[WORK TO COMPLETE] Track down each line that has the word "server" and copy it.

Recorded data
● ● ● ●

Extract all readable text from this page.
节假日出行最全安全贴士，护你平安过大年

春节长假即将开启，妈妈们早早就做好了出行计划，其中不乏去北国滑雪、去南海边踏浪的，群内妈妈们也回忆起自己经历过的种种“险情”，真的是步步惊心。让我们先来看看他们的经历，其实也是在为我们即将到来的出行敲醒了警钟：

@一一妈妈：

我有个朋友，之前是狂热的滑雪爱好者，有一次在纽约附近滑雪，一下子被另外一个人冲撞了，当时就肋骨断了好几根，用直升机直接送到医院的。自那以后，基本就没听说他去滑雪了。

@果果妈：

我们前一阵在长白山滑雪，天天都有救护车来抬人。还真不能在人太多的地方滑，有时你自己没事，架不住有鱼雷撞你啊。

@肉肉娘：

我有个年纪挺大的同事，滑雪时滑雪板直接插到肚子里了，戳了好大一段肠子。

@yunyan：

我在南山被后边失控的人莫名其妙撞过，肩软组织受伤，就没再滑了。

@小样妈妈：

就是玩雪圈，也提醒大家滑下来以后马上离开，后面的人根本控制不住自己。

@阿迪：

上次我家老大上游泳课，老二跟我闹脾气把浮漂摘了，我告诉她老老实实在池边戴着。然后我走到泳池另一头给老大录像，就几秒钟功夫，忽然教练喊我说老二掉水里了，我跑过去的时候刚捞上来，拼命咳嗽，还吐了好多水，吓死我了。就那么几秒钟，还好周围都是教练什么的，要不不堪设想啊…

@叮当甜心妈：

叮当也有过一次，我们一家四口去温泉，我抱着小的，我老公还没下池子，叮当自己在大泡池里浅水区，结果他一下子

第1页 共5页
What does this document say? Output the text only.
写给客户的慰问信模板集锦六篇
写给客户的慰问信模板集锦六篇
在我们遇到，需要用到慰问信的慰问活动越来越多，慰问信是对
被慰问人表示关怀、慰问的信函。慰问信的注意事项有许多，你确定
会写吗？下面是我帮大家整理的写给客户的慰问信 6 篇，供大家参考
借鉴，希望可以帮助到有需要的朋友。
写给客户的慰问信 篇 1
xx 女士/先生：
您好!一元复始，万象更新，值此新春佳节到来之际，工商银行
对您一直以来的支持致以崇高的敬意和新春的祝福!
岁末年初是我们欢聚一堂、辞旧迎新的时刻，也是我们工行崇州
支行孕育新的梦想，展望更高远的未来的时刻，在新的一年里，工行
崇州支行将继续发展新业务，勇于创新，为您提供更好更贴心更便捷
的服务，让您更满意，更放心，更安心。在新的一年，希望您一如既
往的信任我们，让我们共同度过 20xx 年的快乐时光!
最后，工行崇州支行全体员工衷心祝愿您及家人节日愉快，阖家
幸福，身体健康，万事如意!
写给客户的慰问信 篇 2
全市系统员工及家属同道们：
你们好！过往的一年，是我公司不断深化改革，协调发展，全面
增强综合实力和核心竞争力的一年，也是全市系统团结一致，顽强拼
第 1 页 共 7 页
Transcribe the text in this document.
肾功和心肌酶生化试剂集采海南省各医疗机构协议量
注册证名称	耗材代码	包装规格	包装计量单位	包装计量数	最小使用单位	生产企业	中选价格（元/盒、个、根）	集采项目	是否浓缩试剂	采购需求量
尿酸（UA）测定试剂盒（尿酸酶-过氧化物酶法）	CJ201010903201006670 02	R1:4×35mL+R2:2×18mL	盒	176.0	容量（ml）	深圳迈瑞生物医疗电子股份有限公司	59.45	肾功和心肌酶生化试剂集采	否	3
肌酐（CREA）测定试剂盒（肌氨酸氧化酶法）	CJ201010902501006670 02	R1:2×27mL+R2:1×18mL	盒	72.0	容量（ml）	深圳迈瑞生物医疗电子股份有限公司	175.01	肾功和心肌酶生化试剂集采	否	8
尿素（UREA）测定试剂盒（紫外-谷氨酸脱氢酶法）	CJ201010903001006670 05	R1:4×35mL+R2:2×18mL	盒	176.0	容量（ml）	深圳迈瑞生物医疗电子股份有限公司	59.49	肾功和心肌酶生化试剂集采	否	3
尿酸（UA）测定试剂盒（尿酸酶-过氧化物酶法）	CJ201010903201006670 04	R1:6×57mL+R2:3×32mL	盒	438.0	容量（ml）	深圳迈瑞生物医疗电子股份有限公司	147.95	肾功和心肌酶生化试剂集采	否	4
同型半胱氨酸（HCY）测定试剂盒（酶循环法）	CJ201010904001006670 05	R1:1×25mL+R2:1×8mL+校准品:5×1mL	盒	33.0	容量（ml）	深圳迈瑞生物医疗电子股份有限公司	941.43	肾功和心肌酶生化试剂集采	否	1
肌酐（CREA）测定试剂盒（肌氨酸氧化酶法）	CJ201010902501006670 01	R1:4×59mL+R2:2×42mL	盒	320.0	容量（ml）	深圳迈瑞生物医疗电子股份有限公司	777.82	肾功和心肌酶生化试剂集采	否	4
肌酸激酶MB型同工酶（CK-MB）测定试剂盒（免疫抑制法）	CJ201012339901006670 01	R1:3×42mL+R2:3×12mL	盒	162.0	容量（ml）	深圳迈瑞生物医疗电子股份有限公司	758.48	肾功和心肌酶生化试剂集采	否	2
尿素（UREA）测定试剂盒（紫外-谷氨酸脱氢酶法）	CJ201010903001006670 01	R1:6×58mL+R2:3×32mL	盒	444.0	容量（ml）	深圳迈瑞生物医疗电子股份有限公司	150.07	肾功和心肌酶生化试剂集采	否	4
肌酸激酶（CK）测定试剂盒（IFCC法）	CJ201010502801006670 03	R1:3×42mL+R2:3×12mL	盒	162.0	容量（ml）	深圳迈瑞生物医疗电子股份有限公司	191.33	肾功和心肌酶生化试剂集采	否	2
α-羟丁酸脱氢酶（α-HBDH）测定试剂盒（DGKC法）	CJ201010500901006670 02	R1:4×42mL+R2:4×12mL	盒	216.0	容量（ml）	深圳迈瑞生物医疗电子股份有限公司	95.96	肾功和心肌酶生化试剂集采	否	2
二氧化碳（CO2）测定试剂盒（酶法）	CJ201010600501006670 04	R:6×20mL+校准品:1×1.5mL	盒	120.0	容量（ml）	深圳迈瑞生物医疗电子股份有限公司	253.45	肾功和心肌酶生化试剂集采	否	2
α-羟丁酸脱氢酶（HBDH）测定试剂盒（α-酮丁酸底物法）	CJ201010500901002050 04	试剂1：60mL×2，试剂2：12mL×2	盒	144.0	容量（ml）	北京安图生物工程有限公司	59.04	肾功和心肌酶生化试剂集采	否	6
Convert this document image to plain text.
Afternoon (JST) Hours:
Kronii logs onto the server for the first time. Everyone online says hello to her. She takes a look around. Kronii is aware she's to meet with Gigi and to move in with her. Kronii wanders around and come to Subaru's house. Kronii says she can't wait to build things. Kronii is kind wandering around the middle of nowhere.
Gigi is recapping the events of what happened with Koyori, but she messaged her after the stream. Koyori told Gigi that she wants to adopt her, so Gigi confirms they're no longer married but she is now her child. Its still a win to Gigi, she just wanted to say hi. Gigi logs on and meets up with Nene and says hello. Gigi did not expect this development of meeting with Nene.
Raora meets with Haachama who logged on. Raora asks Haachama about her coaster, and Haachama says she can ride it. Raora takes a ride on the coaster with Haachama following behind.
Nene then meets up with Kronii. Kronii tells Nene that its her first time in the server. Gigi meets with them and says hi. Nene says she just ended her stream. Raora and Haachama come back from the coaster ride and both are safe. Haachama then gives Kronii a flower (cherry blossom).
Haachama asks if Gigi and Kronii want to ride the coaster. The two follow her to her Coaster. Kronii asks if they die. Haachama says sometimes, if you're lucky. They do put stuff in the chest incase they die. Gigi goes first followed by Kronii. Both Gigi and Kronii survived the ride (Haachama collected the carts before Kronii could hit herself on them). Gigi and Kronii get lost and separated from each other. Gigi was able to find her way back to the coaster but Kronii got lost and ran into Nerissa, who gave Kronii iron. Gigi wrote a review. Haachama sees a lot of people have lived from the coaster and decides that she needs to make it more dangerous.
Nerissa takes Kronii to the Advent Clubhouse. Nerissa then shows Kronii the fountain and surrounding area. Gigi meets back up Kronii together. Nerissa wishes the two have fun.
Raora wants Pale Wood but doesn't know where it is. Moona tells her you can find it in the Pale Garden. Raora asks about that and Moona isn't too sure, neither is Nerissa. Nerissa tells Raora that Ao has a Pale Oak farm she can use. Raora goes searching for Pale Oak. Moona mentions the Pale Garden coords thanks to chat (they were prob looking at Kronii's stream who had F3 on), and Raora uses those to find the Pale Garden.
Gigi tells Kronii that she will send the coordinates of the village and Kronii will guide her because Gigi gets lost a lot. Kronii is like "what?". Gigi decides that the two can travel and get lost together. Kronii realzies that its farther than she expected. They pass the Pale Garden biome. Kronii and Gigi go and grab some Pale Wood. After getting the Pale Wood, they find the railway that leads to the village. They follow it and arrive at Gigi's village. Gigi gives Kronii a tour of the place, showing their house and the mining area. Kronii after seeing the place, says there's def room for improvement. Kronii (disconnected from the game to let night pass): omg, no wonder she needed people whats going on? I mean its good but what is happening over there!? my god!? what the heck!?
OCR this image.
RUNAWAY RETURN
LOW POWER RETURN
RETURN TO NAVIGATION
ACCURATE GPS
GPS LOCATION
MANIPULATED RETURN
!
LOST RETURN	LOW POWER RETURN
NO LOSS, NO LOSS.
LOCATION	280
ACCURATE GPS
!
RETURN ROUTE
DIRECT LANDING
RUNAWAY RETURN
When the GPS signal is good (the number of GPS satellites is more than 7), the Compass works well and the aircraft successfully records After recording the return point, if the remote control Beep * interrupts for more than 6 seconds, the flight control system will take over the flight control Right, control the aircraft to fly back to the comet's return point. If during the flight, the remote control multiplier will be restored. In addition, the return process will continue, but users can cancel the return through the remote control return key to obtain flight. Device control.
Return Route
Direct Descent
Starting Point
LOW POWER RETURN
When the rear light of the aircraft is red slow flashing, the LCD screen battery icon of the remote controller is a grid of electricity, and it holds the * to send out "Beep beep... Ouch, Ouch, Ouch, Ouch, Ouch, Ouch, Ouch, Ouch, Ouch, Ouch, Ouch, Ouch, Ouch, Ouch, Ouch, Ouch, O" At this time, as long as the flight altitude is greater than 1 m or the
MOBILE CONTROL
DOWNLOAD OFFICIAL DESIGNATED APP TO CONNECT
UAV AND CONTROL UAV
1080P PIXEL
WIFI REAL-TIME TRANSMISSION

● ● ● ●

[ANSWER TO THIS PROBLEM]
Kronii logs onto the server for the first time. Everyone online says hello to her. She takes a look around. Kronii is aware she's to meet with Gigi and to move in with her. Kronii wanders around and come to Subaru's house. Kronii says she can't wait to build things. Kronii is kind wandering around the middle of nowhere.
Nene then meets up with Kronii. Kronii tells Nene that its her first time in the server. Gigi meets with them and says hi. Nene says she just ended her stream. Raora and Haachama come back from the coaster ride and both are safe. Haachama then gives Kronii a flower (cherry blossom).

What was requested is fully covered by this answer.